__READING PASSAGE__
══════
Trading Is Simple, Not Easy… and a 320%+ oil trade

Good trading is simple, just not easy.

Literally, successful trading can be boiled down to these few words from the original OG, Amos Hostetter.

Cut your losers short, and let your winners run…

This old trading axiom has been repeated throughout time by all the greats. It’s also continuously ignored by nearly everybody.

It’s not that people don’t get it or they don’t think it’s a good principle. Traders talk about how important it is all the time… yet, very few consistently apply it.

The reason why is because it’s incredibly hard to do. It goes against hundreds of thousands of years of our evolutionary neurological wiring.

Evolution wired us to be so risk averse that our instinct is to avoid losses at all costs… even small ones. It’s easier for us to renege on our risk points and let the dice roll in the hopes that price comes back our way; at least until the loss becomes painfully unbearable, our uncle point is hit, and we tap out in despair…  

On the flip side, we’re wired to want to take profits quickly because we count those paper gains as already ours and the psychological pain of losing them instinctively outweighs the perceived value of sitting on the position in hopes of further gain.

This is all part of Prospect theory that was first put forth by Kahneman and Tversky. Wikipedia describes the concept as, “a behavioral economic theory that describes the way people choose between probabilistic alternatives that involve risk, where the probabilities of outcomes are known. The theory states that people make decisions based on the potential value of losses and gains rather than the final outcome, and that people evaluate these losses and gains using certain heuristics.”

We’re wired to cut winners short, and let losers run.

We evolved to be bad traders. Trading is simple, just not easy.

You may say, “well, yeah… cutting losers short and letting winners run is important but it’s hardly the whole kit and kaboodle…”

And technically you’re right. Cutting your losers short and letting your winners run isn’t everything… It’s just pretty close to being everything.

You also need to be an independent thinker; be able to develop contrarian ideas; possess mental flexibility, be able to hold multiple opinions and weight them effectively — the whole strong opinions weakly held idea.

But, really, all these mean nothing if you can’t do the basics of cutting your losers short and letting your winners run. And most can’t.

This trading maxim is so important because of the bunchy nature of market returns. Portfolio returns follow a natural power law. This power law exists in all of nature. It’s Pareto’s 80/20 rule… and in markets, it’s more like 90/10.

This means that over time, 90% of your profits will come from 10% or fewer of your trades. For example, if you’re a good trader and you place 100 trades a year, 90 them will be small losers and small winners that will effectively cancel each other out. And just 10 will account for the vast majority (90%) of your nut for the year.

This is an ironclad law. It’s true for everybody. If you study the returns of any of the greats (Buffet, Druck, Soros, Tepper, Livermore etc…) you’ll see the same 90/10 distribution of returns.

Cutting losers short, and letting winners run works because it’s in harmony with this natural power law that’s inherent to markets.

Cutting losers short cuts off the left-tail distribution of losses — yes, losers will follow the same power law if they aren’t cut short. And letting winners run let’s you fully exploit the right tail events; those 10%’ers, the fat pitches, the ungodly asymmetric trades… that only come down the pipe every so often.

But back to this not being easy to do.

It’s not only not easy because we’re psychologically wired to want to instinctively do the wrong thing. But it’s also just really hard to sit and hold through a monster trend.
══════
__GIVEN DATA__

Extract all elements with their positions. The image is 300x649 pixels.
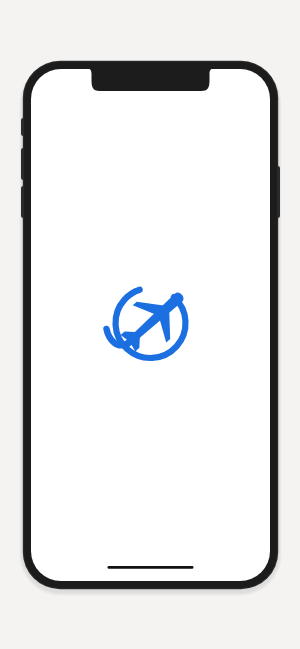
══════
__WRITTEN EXERCISE 1__
In the trading essay, who first put forth Prospect theory?
__WRITTEN EXERCISE 2__
Echo the trading essay word for word, everything from "This old trading" down to "evolutionary neurological wiring.".
__WRITTEN EXERCISE 3__
Continue the essay on cutting losers short and letting winners run, picking up after its last sentence.

__TASK ANSWER 1__
Kahneman and Tversky.

__TASK ANSWER 2__
This old trading axiom has been repeated throughout time by all the greats. It’s also continuously ignored by nearly everybody.

It’s not that people don’t get it or they don’t think it’s a good principle. Traders talk about how important it is all the time… yet, very few consistently apply it.

The reason why is because it’s incredibly hard to do. It goes against hundreds of thousands of years of our evolutionary neurological wiring.

__TASK ANSWER 3__
Take W&T Offshore (WTI). This was a trade that we recently took full profits on. It ended up being one of our 10%’ers for the year — though far from being our biggest winner.

We first pitched our high conviction bullish oil call in August of 2017. It was clear to us that the market and popular bearish oil narrative we’re completely detached from the developing fundamentals.

We bought into WTI in August for around $2.18.

Over the following 8 months, WTI’s stock price increased over 320%, to just under $9…

We 30x’d our risk on the trade. (Our stop was at $2.00.)

This is what we consider a good trade. But sitting for the full gain was not easy. During the 8-month 320%+ rise, we had to sit through two 30%+ drawdowns and countless 5-10% drawdowns along the way.

Meanwhile, we had to endure these large pullbacks all while the majority of the market was telling us a host of very good and smart sounding reasons for why we were wrong; why the correct position was to be bearish on oil — being a contrarian is NEVER easy.

It was tough to follow the foundational trading principle of cutting your losers short, and letting your winners run… specifically, the latter.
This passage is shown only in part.